## Data rows
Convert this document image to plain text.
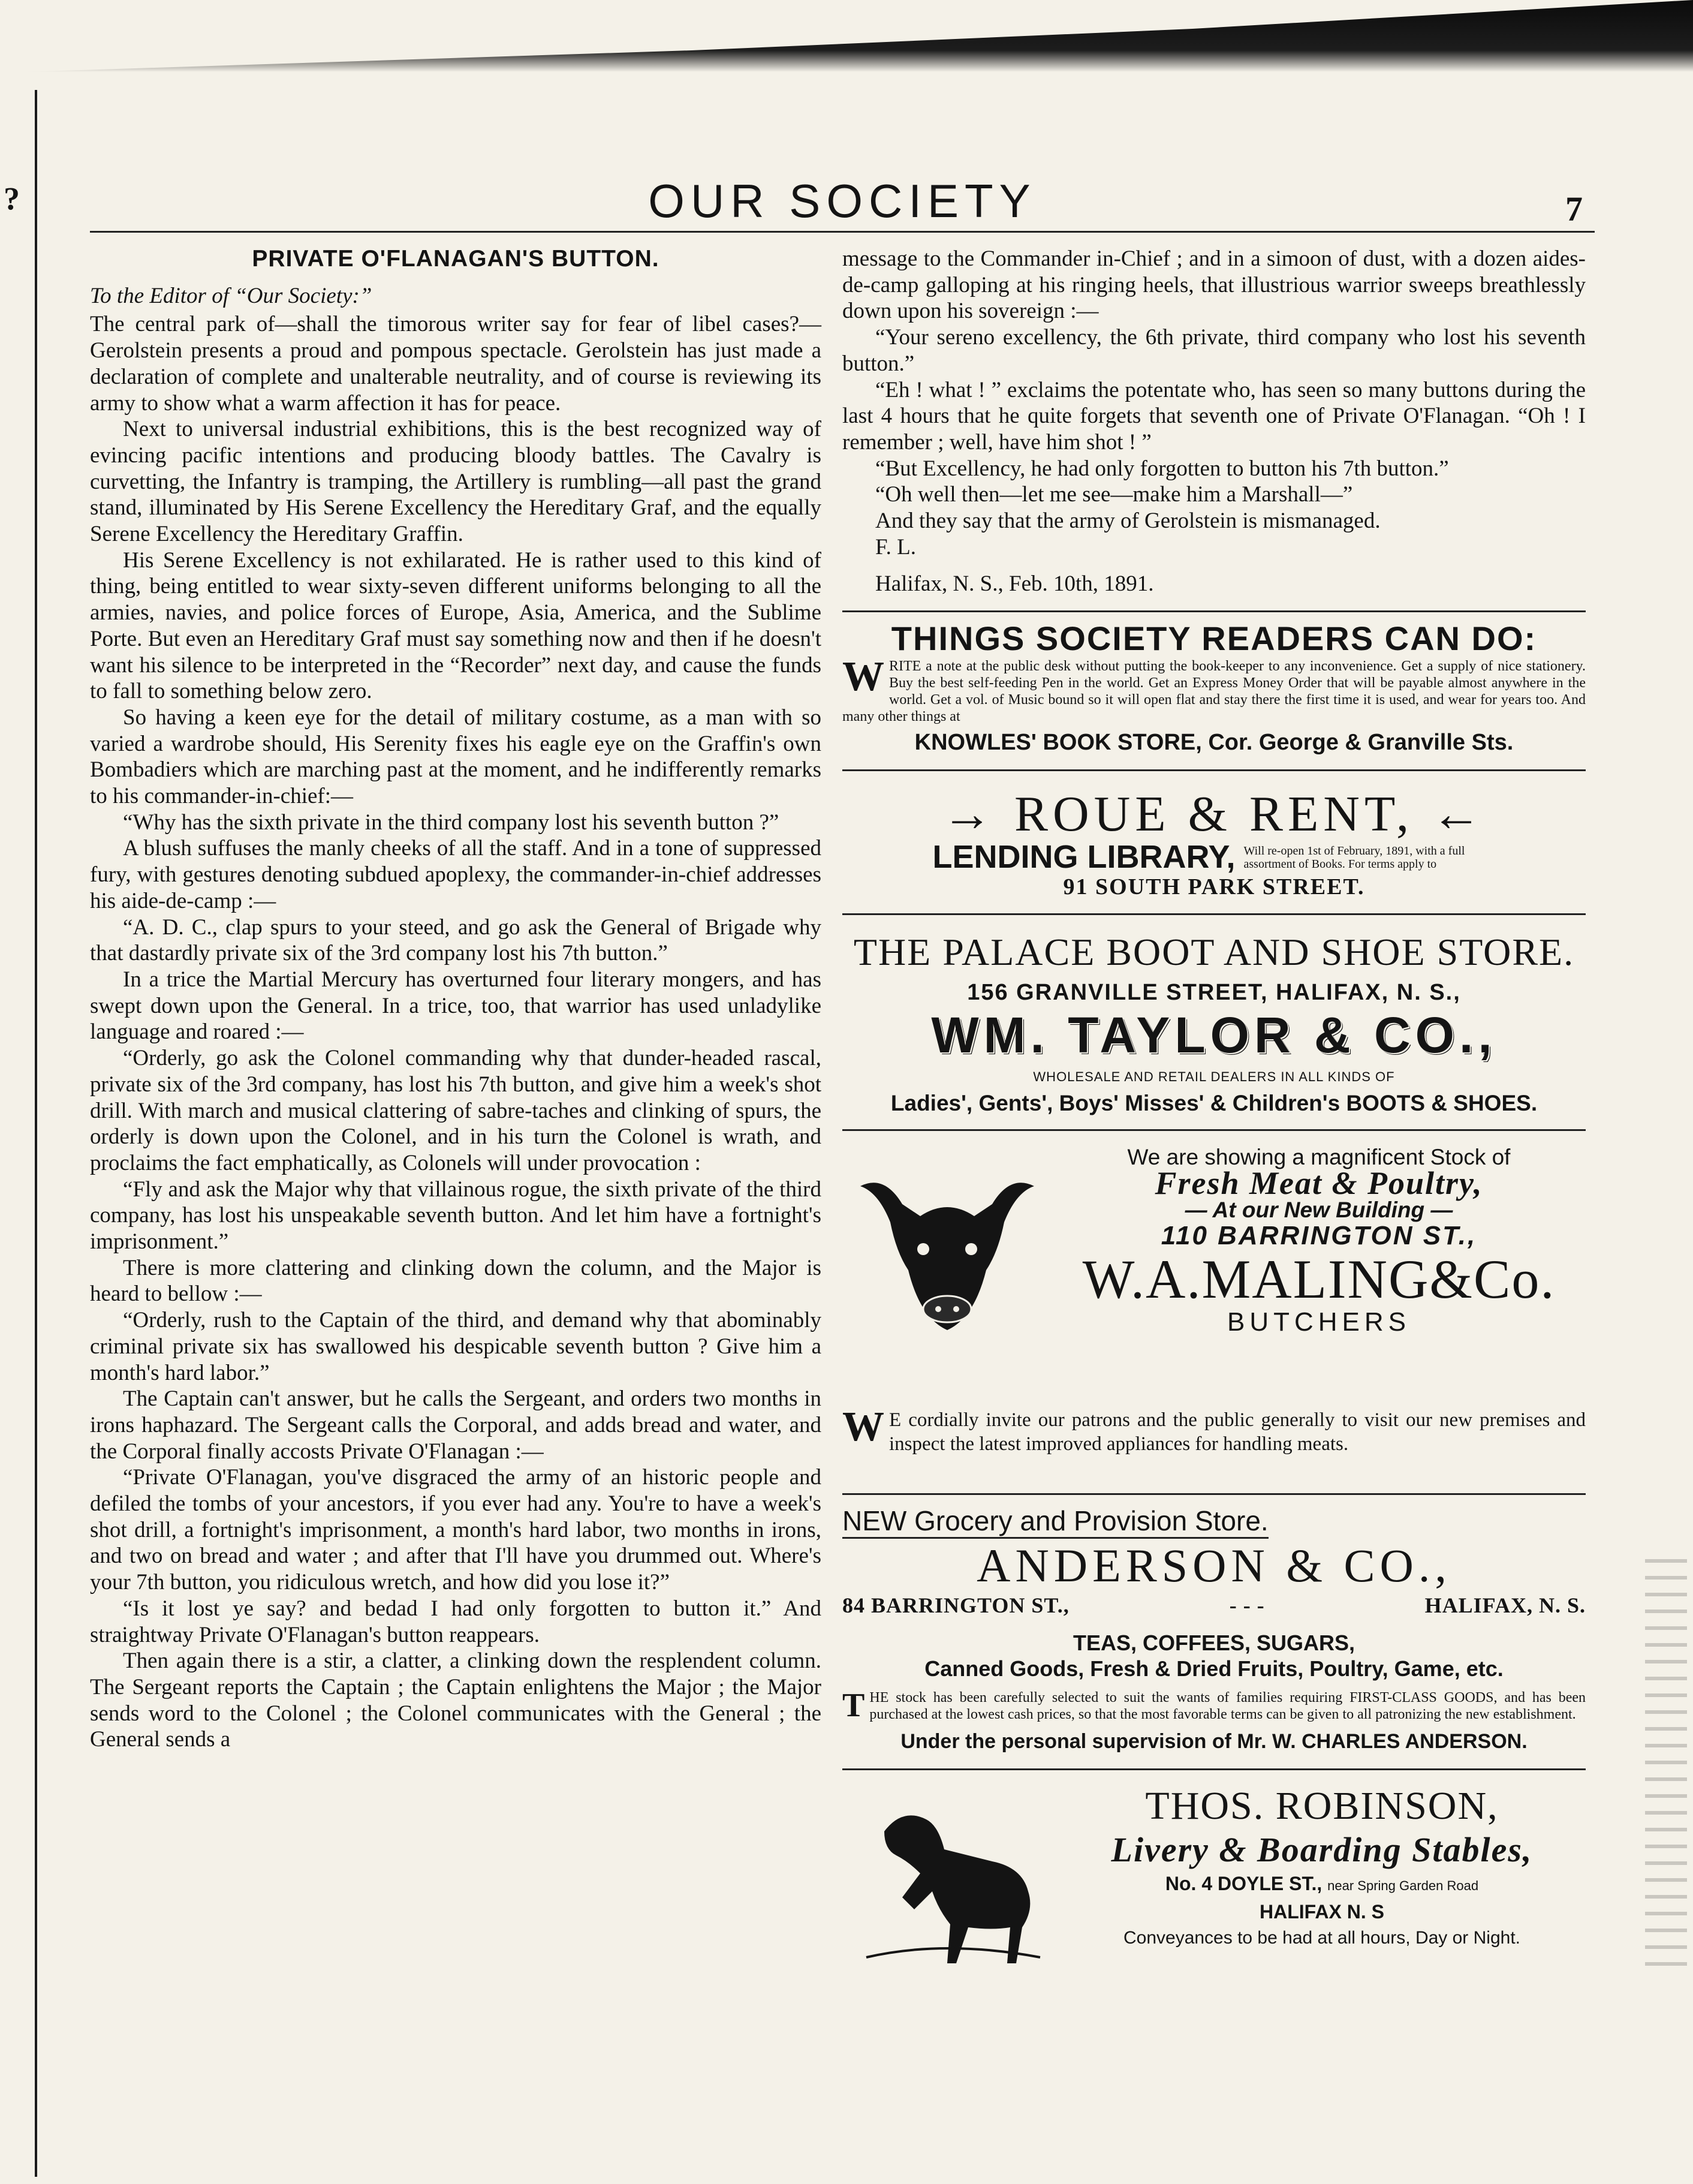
?	OUR SOCIETY	7
PRIVATE O'FLANAGAN'S BUTTON.
To the Editor of “Our Society:”

The central park of—shall the timorous writer say for fear of libel cases?—Gerolstein presents a proud and pompous spectacle. Gerolstein has just made a declaration of complete and unalterable neutrality, and of course is reviewing its army to show what a warm affection it has for peace.

Next to universal industrial exhibitions, this is the best recognized way of evincing pacific intentions and producing bloody battles. The Cavalry is curvetting, the Infantry is tramping, the Artillery is rumbling—all past the grand stand, illuminated by His Serene Excellency the Hereditary Graf, and the equally Serene Excellency the Hereditary Graffin.

His Serene Excellency is not exhilarated. He is rather used to this kind of thing, being entitled to wear sixty-seven different uniforms belonging to all the armies, navies, and police forces of Europe, Asia, America, and the Sublime Porte. But even an Hereditary Graf must say something now and then if he doesn't want his silence to be interpreted in the “Recorder” next day, and cause the funds to fall to something below zero.

So having a keen eye for the detail of military costume, as a man with so varied a wardrobe should, His Serenity fixes his eagle eye on the Graffin's own Bombadiers which are marching past at the moment, and he indifferently remarks to his commander-in-chief:—

“Why has the sixth private in the third company lost his seventh button ?”

A blush suffuses the manly cheeks of all the staff. And in a tone of suppressed fury, with gestures denoting subdued apoplexy, the commander-in-chief addresses his aide-de-camp :—

“A. D. C., clap spurs to your steed, and go ask the General of Brigade why that dastardly private six of the 3rd company lost his 7th button.”

In a trice the Martial Mercury has overturned four literary mongers, and has swept down upon the General. In a trice, too, that warrior has used unladylike language and roared :—

“Orderly, go ask the Colonel commanding why that dunder-headed rascal, private six of the 3rd company, has lost his 7th button, and give him a week's shot drill. With march and musical clattering of sabre-taches and clinking of spurs, the orderly is down upon the Colonel, and in his turn the Colonel is wrath, and proclaims the fact emphatically, as Colonels will under provocation :

“Fly and ask the Major why that villainous rogue, the sixth private of the third company, has lost his unspeakable seventh button. And let him have a fortnight's imprisonment.”

There is more clattering and clinking down the column, and the Major is heard to bellow :—

“Orderly, rush to the Captain of the third, and demand why that abominably criminal private six has swallowed his despicable seventh button ? Give him a month's hard labor.”

The Captain can't answer, but he calls the Sergeant, and orders two months in irons haphazard. The Sergeant calls the Corporal, and adds bread and water, and the Corporal finally accosts Private O'Flanagan :—

“Private O'Flanagan, you've disgraced the army of an historic people and defiled the tombs of your ancestors, if you ever had any. You're to have a week's shot drill, a fortnight's imprisonment, a month's hard labor, two months in irons, and two on bread and water ; and after that I'll have you drummed out. Where's your 7th button, you ridiculous wretch, and how did you lose it?”

“Is it lost ye say? and bedad I had only forgotten to button it.” And straightway Private O'Flanagan's button reappears.

Then again there is a stir, a clatter, a clinking down the resplendent column. The Sergeant reports the Captain ; the Captain enlightens the Major ; the Major sends word to the Colonel ; the Colonel communicates with the General ; the General sends a

message to the Commander in-Chief ; and in a simoon of dust, with a dozen aides-de-camp galloping at his ringing heels, that illustrious warrior sweeps breathlessly down upon his sovereign :—

“Your sereno excellency, the 6th private, third company who lost his seventh button.”

“Eh ! what ! ” exclaims the potentate who, has seen so many buttons during the last 4 hours that he quite forgets that seventh one of Private O'Flanagan. “Oh ! I remember ; well, have him shot ! ”

“But Excellency, he had only forgotten to button his 7th button.”

“Oh well then—let me see—make him a Marshall—”

And they say that the army of Gerolstein is mismanaged.

F. L.

Halifax, N. S., Feb. 10th, 1891.

THINGS SOCIETY READERS CAN DO:
W RITE a note at the public desk without putting the book-keeper to any inconvenience. Get a supply of nice stationery. Buy the best self-feeding Pen in the world. Get an Express Money Order that will be payable almost anywhere in the world. Get a vol. of Music bound so it will open flat and stay there the first time it is used, and wear for years too. And many other things at
KNOWLES' BOOK STORE, Cor. George & Granville Sts.
→ ROUE & RENT, ←
LENDING LIBRARY, Will re-open 1st of February, 1891, with a full assortment of Books. For terms apply to
91 SOUTH PARK STREET.
THE PALACE BOOT AND SHOE STORE.
156 GRANVILLE STREET, HALIFAX, N. S.,
WM. TAYLOR & CO.,
WHOLESALE AND RETAIL DEALERS IN ALL KINDS OF
Ladies', Gents', Boys' Misses' & Children's BOOTS & SHOES.
We are showing a magnificent Stock of
Fresh Meat & Poultry,
— At our New Building —
110 BARRINGTON ST.,
W.A.MALING&Co.
BUTCHERS
W E cordially invite our patrons and the public generally to visit our new premises and inspect the latest improved appliances for handling meats.
NEW Grocery and Provision Store.
ANDERSON & CO.,
84 BARRINGTON ST.,	- - -	HALIFAX, N. S.
TEAS, COFFEES, SUGARS,
Canned Goods, Fresh & Dried Fruits, Poultry, Game, etc.
T HE stock has been carefully selected to suit the wants of families requiring FIRST-CLASS GOODS, and has been purchased at the lowest cash prices, so that the most favorable terms can be given to all patronizing the new establishment.
Under the personal supervision of Mr. W. CHARLES ANDERSON.
THOS. ROBINSON,
Livery & Boarding Stables,
No. 4 DOYLE ST., near Spring Garden Road
HALIFAX N. S
Conveyances to be had at all hours, Day or Night.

## What this task involves
Write out the listing above again, exactly, but with no pictures in the copy.

## Solution to this problem
Convert this document image to plain text.
?	OUR SOCIETY	7
PRIVATE O'FLANAGAN'S BUTTON.
To the Editor of “Our Society:”

The central park of—shall the timorous writer say for fear of libel cases?—Gerolstein presents a proud and pompous spectacle. Gerolstein has just made a declaration of complete and unalterable neutrality, and of course is reviewing its army to show what a warm affection it has for peace.

Next to universal industrial exhibitions, this is the best recognized way of evincing pacific intentions and producing bloody battles. The Cavalry is curvetting, the Infantry is tramping, the Artillery is rumbling—all past the grand stand, illuminated by His Serene Excellency the Hereditary Graf, and the equally Serene Excellency the Hereditary Graffin.

His Serene Excellency is not exhilarated. He is rather used to this kind of thing, being entitled to wear sixty-seven different uniforms belonging to all the armies, navies, and police forces of Europe, Asia, America, and the Sublime Porte. But even an Hereditary Graf must say something now and then if he doesn't want his silence to be interpreted in the “Recorder” next day, and cause the funds to fall to something below zero.

So having a keen eye for the detail of military costume, as a man with so varied a wardrobe should, His Serenity fixes his eagle eye on the Graffin's own Bombadiers which are marching past at the moment, and he indifferently remarks to his commander-in-chief:—

“Why has the sixth private in the third company lost his seventh button ?”

A blush suffuses the manly cheeks of all the staff. And in a tone of suppressed fury, with gestures denoting subdued apoplexy, the commander-in-chief addresses his aide-de-camp :—

“A. D. C., clap spurs to your steed, and go ask the General of Brigade why that dastardly private six of the 3rd company lost his 7th button.”

In a trice the Martial Mercury has overturned four literary mongers, and has swept down upon the General. In a trice, too, that warrior has used unladylike language and roared :—

“Orderly, go ask the Colonel commanding why that dunder-headed rascal, private six of the 3rd company, has lost his 7th button, and give him a week's shot drill. With march and musical clattering of sabre-taches and clinking of spurs, the orderly is down upon the Colonel, and in his turn the Colonel is wrath, and proclaims the fact emphatically, as Colonels will under provocation :

“Fly and ask the Major why that villainous rogue, the sixth private of the third company, has lost his unspeakable seventh button. And let him have a fortnight's imprisonment.”

There is more clattering and clinking down the column, and the Major is heard to bellow :—

“Orderly, rush to the Captain of the third, and demand why that abominably criminal private six has swallowed his despicable seventh button ? Give him a month's hard labor.”

The Captain can't answer, but he calls the Sergeant, and orders two months in irons haphazard. The Sergeant calls the Corporal, and adds bread and water, and the Corporal finally accosts Private O'Flanagan :—

“Private O'Flanagan, you've disgraced the army of an historic people and defiled the tombs of your ancestors, if you ever had any. You're to have a week's shot drill, a fortnight's imprisonment, a month's hard labor, two months in irons, and two on bread and water ; and after that I'll have you drummed out. Where's your 7th button, you ridiculous wretch, and how did you lose it?”

“Is it lost ye say? and bedad I had only forgotten to button it.” And straightway Private O'Flanagan's button reappears.

Then again there is a stir, a clatter, a clinking down the resplendent column. The Sergeant reports the Captain ; the Captain enlightens the Major ; the Major sends word to the Colonel ; the Colonel communicates with the General ; the General sends a

message to the Commander in-Chief ; and in a simoon of dust, with a dozen aides-de-camp galloping at his ringing heels, that illustrious warrior sweeps breathlessly down upon his sovereign :—

“Your sereno excellency, the 6th private, third company who lost his seventh button.”

“Eh ! what ! ” exclaims the potentate who, has seen so many buttons during the last 4 hours that he quite forgets that seventh one of Private O'Flanagan. “Oh ! I remember ; well, have him shot ! ”

“But Excellency, he had only forgotten to button his 7th button.”

“Oh well then—let me see—make him a Marshall—”

And they say that the army of Gerolstein is mismanaged.

F. L.

Halifax, N. S., Feb. 10th, 1891.

THINGS SOCIETY READERS CAN DO:
W RITE a note at the public desk without putting the book-keeper to any inconvenience. Get a supply of nice stationery. Buy the best self-feeding Pen in the world. Get an Express Money Order that will be payable almost anywhere in the world. Get a vol. of Music bound so it will open flat and stay there the first time it is used, and wear for years too. And many other things at
KNOWLES' BOOK STORE, Cor. George & Granville Sts.
→ ROUE & RENT, ←
LENDING LIBRARY, Will re-open 1st of February, 1891, with a full assortment of Books. For terms apply to
91 SOUTH PARK STREET.
THE PALACE BOOT AND SHOE STORE.
156 GRANVILLE STREET, HALIFAX, N. S.,
WM. TAYLOR & CO.,
WHOLESALE AND RETAIL DEALERS IN ALL KINDS OF
Ladies', Gents', Boys' Misses' & Children's BOOTS & SHOES.
We are showing a magnificent Stock of
Fresh Meat & Poultry,
— At our New Building —
110 BARRINGTON ST.,
W.A.MALING&Co.
BUTCHERS
W E cordially invite our patrons and the public generally to visit our new premises and inspect the latest improved appliances for handling meats.
NEW Grocery and Provision Store.
ANDERSON & CO.,
84 BARRINGTON ST.,	- - -	HALIFAX, N. S.
TEAS, COFFEES, SUGARS,
Canned Goods, Fresh & Dried Fruits, Poultry, Game, etc.
T HE stock has been carefully selected to suit the wants of families requiring FIRST-CLASS GOODS, and has been purchased at the lowest cash prices, so that the most favorable terms can be given to all patronizing the new establishment.
Under the personal supervision of Mr. W. CHARLES ANDERSON.
THOS. ROBINSON,
Livery & Boarding Stables,
No. 4 DOYLE ST., near Spring Garden Road
HALIFAX N. S
Conveyances to be had at all hours, Day or Night.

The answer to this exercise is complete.